** START Data for this exercise **

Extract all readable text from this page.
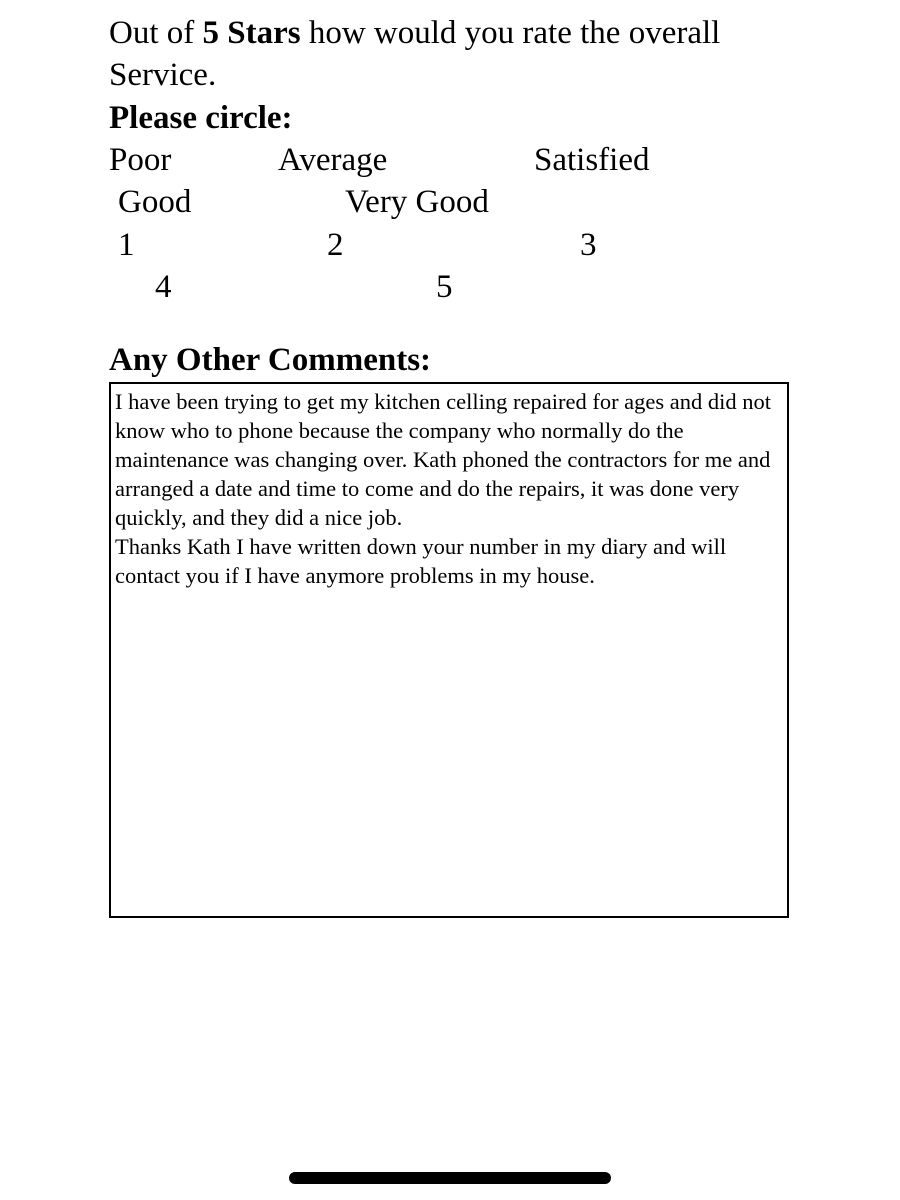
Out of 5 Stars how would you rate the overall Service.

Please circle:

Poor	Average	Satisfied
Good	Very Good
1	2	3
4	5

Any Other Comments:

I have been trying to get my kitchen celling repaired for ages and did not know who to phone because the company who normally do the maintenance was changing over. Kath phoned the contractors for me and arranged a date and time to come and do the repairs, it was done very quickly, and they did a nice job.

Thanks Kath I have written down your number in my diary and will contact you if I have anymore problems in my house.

** END Data for this exercise **

**The exercise**
Keep every word of the data as it is when you write it out, but drop the pictures.

**Exercise output**
Extract all readable text from this page.
Out of 5 Stars how would you rate the overall Service.

Please circle:

Poor	Average	Satisfied
Good	Very Good
1	2	3
4	5

Any Other Comments:

I have been trying to get my kitchen celling repaired for ages and did not know who to phone because the company who normally do the maintenance was changing over. Kath phoned the contractors for me and arranged a date and time to come and do the repairs, it was done very quickly, and they did a nice job.

Thanks Kath I have written down your number in my diary and will contact you if I have anymore problems in my house.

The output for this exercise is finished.